§ Consigne
Recopiez sans aucune modification le passage de la page sur les entrepreneurs-artistes allant de « 6.3 – Les entrepreneurs-artistes » jusqu'à « de sa passion. ».

§ Page
━━━━

6.3 – Les entrepreneurs-artistes qui ont fait de leur passion une auto-entreprise de subsistance

43Tout aussi éloignés des enseignements dispensés à l’école et des doctrines officielles sur la création d’entreprise, mais tout aussi enthousiasmants pour les élèves sont les cas d’entreprises le plus souvent créées par des femmes, et qui n’ont d’autre ambition que de fournir des moyens de subsistance à une famille tout en permettant à l’entrepreneuse de vivre de sa passion.

La mère d’une des élèves rêvait depuis son plus jeune âge d’être artiste peintre. Après le baccalauréat, elle ne travaille pas pendant dix ans pour élever ses enfants, tout en s’adonnant à sa passion, la peinture, d’abord en amateur et dans le cadre d’associations d’artistes, puis encouragée par quelques admirateurs et admiratrices de ses œuvres, elle participe à un concours, le gagne, participe à des expositions, vend des tableaux à une société d’édition canadienne qui en fait des posters… Finalement, en 2006, cette personne parvient à vivre de son art grâce à la vente de tableaux, mais aussi et surtout à une école de peinture pour artistes amateurs qu’elle a fondée en 2003 et dont le budget de fonctionnement était de 36 000 euros en 2006 (dont seulement 5 000 € de subvention municipale).

━━━━

§ Listes d'éléments de mise en page encadrés
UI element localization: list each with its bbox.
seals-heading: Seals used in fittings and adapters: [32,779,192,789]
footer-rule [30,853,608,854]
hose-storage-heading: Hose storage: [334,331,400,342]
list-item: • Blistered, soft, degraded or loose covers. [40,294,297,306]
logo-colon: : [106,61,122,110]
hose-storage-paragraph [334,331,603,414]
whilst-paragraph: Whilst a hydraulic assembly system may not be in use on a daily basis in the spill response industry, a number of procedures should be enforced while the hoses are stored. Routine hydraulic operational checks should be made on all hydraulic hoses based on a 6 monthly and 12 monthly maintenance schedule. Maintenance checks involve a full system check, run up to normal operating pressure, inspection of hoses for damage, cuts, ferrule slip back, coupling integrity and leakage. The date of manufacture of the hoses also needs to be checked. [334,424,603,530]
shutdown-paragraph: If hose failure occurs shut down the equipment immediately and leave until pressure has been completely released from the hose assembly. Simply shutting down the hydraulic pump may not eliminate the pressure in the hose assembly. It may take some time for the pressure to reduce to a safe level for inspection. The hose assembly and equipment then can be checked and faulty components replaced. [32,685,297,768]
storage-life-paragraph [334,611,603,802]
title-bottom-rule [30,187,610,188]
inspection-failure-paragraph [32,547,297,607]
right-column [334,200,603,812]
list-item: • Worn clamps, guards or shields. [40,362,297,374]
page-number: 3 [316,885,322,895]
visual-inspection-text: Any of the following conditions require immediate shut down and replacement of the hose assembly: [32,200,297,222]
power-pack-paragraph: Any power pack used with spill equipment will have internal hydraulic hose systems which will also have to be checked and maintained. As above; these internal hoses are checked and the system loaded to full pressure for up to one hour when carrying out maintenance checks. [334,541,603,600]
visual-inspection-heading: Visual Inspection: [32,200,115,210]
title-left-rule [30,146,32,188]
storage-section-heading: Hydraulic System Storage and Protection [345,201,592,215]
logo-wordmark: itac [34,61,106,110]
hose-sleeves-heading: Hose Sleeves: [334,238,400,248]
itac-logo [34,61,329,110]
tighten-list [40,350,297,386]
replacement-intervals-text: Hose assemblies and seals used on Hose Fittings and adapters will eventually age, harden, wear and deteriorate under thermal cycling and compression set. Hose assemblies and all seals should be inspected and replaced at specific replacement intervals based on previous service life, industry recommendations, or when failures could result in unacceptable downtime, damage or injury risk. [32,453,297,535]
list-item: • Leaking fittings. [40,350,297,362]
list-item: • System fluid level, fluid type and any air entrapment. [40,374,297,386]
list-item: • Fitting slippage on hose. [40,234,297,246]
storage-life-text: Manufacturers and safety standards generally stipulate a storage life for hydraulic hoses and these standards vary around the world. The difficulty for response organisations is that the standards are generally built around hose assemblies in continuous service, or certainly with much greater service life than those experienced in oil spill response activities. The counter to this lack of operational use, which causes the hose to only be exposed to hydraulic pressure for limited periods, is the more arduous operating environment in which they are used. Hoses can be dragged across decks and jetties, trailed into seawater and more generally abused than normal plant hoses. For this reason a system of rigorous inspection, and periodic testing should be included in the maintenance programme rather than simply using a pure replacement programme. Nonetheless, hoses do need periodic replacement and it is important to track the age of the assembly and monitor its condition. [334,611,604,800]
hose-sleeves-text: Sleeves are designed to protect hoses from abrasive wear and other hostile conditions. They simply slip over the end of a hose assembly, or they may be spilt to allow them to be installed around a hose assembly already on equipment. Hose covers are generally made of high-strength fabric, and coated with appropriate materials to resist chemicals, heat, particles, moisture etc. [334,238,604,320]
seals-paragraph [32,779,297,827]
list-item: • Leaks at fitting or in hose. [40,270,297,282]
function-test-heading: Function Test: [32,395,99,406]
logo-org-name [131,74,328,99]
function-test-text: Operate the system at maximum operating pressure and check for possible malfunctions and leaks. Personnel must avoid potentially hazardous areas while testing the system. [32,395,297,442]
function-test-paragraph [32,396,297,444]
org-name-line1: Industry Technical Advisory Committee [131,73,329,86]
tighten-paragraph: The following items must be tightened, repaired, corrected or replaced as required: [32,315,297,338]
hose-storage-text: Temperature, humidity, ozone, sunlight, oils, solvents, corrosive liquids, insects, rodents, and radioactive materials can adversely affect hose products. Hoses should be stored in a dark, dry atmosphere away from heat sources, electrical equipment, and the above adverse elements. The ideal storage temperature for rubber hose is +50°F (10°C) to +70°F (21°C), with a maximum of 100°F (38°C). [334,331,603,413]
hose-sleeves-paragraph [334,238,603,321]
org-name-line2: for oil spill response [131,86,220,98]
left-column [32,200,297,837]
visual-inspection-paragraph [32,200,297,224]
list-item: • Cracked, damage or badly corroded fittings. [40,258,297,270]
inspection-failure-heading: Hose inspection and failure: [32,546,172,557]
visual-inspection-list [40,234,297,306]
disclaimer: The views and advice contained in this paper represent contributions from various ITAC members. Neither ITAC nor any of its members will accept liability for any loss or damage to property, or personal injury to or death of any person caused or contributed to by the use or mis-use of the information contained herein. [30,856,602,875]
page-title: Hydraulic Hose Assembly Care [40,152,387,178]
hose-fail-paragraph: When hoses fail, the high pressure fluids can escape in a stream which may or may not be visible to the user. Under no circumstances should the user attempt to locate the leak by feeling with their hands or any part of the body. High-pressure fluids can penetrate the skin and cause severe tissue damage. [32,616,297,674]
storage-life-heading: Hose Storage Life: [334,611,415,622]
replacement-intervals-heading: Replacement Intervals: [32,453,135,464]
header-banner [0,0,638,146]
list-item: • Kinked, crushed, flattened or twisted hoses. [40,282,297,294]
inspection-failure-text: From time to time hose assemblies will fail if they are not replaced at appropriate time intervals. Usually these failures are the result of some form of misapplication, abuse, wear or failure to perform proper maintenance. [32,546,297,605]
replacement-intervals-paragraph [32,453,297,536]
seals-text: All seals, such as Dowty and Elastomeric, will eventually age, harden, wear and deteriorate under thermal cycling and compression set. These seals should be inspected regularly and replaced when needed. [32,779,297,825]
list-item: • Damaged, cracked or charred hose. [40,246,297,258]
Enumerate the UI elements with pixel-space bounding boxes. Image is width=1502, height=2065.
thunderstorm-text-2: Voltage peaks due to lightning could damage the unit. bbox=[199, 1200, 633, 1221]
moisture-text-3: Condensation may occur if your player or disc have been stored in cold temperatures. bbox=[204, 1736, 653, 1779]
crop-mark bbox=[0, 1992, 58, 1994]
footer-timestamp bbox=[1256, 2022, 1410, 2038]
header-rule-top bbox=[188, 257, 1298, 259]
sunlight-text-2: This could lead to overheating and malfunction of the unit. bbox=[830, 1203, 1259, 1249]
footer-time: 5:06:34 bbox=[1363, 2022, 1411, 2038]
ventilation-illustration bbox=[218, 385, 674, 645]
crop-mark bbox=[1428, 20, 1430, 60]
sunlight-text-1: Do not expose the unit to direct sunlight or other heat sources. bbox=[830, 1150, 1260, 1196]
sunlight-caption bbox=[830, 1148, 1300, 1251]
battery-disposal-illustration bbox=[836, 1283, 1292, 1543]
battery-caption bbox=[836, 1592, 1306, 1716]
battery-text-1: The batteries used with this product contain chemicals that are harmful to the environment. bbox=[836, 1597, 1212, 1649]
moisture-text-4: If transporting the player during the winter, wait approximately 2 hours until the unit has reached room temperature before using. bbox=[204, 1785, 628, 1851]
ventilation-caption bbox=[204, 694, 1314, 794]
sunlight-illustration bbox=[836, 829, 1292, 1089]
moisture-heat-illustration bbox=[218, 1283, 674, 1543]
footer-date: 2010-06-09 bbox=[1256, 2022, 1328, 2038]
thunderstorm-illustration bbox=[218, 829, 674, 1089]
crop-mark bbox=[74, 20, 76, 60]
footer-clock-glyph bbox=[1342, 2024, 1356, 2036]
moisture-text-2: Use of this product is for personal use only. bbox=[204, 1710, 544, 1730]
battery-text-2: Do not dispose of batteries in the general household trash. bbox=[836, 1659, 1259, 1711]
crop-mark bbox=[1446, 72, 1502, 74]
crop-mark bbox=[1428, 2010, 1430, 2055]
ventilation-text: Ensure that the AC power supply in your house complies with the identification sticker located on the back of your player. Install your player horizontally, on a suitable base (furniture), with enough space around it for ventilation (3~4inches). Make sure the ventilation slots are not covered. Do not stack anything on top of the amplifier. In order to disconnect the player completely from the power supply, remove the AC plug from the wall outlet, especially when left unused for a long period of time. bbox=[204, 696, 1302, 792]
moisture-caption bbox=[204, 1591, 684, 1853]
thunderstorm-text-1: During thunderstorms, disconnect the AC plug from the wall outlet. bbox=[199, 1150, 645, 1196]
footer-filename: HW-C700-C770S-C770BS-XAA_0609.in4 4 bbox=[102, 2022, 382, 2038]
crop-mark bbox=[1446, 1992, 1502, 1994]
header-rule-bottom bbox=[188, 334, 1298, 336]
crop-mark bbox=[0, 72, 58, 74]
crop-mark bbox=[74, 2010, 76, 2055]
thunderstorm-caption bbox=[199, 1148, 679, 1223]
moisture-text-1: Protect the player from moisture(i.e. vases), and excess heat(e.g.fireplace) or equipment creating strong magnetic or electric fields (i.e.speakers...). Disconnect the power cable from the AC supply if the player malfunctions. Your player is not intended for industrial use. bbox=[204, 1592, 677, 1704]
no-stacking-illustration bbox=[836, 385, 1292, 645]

━━━━

§ Résultat
6.3 – Les entrepreneurs-artistes qui ont fait de leur passion une auto-entreprise de subsistance

43Tout aussi éloignés des enseignements dispensés à l’école et des doctrines officielles sur la création d’entreprise, mais tout aussi enthousiasmants pour les élèves sont les cas d’entreprises le plus souvent créées par des femmes, et qui n’ont d’autre ambition que de fournir des moyens de subsistance à une famille tout en permettant à l’entrepreneuse de vivre de sa passion.